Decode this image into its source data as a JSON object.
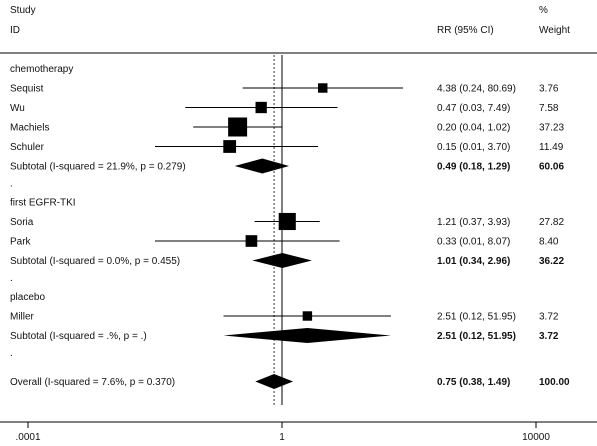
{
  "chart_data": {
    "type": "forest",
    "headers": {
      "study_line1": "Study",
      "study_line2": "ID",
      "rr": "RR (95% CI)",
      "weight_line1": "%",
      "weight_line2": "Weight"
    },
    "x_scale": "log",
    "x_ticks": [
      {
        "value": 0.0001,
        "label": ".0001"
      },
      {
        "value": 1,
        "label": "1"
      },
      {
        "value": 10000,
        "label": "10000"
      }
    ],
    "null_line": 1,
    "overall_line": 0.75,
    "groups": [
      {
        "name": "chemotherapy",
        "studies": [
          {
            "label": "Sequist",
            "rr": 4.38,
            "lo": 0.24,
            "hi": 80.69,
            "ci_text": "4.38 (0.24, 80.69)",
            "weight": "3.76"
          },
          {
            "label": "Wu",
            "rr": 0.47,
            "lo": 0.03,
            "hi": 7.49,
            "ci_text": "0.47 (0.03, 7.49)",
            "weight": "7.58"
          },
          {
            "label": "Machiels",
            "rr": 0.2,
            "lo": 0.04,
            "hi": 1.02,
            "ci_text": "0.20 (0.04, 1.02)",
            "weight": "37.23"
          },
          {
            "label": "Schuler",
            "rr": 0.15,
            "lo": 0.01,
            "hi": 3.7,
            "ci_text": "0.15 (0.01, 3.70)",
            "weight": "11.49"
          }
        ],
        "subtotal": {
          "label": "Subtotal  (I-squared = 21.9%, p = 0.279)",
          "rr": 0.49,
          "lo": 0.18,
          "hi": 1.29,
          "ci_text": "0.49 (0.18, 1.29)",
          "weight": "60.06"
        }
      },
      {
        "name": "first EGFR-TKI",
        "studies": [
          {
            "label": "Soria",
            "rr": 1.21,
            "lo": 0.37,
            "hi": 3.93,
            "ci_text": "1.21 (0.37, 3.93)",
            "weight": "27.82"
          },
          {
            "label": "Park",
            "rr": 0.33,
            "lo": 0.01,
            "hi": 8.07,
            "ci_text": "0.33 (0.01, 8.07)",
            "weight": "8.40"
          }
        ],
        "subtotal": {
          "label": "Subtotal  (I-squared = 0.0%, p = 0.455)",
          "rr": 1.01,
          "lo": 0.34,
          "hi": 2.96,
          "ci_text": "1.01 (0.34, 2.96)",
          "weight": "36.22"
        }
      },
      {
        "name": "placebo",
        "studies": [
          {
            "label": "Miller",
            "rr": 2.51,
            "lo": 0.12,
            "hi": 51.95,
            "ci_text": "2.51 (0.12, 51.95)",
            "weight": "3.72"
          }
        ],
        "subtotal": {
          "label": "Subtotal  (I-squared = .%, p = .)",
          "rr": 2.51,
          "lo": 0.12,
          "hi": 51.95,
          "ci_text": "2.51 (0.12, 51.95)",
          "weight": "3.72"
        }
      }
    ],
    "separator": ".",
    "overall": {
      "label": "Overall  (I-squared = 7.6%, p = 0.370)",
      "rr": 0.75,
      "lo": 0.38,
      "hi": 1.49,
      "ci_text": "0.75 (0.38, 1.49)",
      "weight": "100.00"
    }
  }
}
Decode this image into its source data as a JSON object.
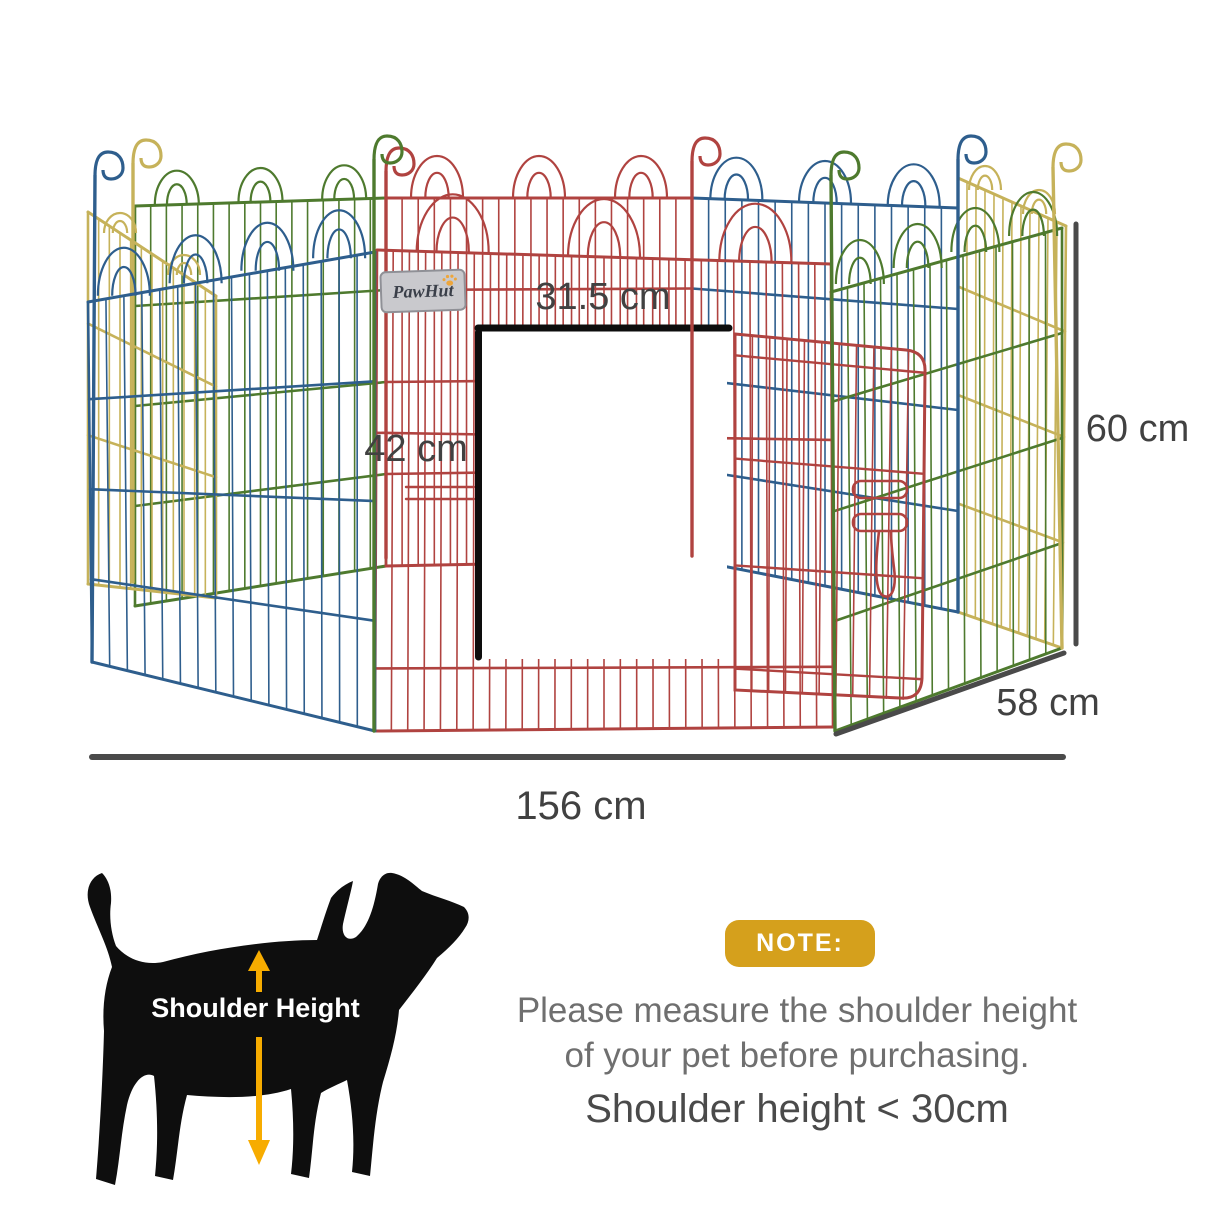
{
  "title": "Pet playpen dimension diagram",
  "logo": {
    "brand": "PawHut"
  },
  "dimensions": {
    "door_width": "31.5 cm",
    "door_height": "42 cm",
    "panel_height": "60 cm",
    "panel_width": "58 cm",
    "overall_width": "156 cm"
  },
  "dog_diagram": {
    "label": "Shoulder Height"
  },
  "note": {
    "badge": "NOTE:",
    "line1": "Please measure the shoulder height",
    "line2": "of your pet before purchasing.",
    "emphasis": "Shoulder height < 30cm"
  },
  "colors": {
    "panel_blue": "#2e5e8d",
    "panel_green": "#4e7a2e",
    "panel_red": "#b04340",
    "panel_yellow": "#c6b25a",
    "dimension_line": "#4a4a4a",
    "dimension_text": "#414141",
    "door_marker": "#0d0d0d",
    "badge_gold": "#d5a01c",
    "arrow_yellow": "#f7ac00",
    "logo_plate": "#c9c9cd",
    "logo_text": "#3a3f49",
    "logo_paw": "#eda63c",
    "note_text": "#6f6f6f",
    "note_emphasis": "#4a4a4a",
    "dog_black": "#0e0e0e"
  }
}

┄┄┄┄┄┄

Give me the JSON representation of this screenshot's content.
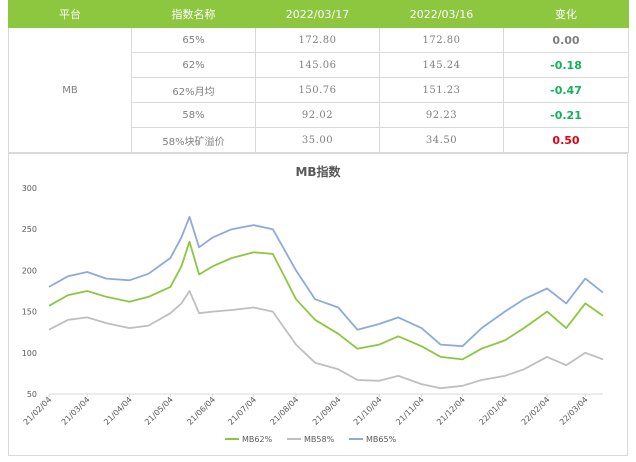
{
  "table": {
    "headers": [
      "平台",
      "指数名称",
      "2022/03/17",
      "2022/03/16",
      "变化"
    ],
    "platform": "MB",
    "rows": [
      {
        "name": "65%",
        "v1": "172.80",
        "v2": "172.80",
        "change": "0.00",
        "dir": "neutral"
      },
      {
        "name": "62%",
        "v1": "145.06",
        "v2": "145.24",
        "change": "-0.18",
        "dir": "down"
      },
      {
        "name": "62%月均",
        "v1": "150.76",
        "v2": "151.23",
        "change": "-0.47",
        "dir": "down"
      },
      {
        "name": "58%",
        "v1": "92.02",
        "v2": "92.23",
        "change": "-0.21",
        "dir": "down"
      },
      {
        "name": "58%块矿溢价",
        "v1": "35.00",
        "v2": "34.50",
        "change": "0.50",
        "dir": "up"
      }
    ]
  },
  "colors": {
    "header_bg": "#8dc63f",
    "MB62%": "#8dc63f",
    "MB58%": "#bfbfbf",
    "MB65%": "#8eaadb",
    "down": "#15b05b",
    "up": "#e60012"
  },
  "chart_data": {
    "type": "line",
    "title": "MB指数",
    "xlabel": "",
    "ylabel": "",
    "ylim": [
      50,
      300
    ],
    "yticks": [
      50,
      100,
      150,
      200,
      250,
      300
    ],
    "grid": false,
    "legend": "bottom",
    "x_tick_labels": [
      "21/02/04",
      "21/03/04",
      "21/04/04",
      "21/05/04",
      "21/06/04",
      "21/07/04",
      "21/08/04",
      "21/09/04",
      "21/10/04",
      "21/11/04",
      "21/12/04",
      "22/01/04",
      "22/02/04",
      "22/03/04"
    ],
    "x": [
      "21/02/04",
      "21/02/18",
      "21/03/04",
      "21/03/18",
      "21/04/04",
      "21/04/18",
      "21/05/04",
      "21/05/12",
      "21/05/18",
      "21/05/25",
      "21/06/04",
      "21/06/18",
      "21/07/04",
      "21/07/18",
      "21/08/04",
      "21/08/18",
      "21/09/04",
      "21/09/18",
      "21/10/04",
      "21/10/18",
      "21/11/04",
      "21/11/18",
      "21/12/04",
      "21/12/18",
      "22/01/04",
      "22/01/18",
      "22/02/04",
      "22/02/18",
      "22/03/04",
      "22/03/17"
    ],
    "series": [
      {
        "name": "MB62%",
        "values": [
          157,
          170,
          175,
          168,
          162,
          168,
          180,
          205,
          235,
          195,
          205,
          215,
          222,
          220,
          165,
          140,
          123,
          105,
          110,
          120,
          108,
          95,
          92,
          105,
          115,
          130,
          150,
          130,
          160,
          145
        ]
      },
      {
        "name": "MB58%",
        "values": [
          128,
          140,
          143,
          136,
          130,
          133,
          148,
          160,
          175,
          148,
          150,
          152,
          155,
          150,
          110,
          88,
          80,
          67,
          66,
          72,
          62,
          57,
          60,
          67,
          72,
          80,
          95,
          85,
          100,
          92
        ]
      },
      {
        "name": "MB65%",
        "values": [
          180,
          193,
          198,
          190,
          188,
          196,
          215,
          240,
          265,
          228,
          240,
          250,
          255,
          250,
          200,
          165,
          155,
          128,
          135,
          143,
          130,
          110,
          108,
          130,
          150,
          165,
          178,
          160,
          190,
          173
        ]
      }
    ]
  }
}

┄┄┄┄┄┄

> What is being asked
Out of the material above, gather each line where "title" appears.

> Result
  "title": "Pet playpen dimension diagram",
    "title": "MB指数",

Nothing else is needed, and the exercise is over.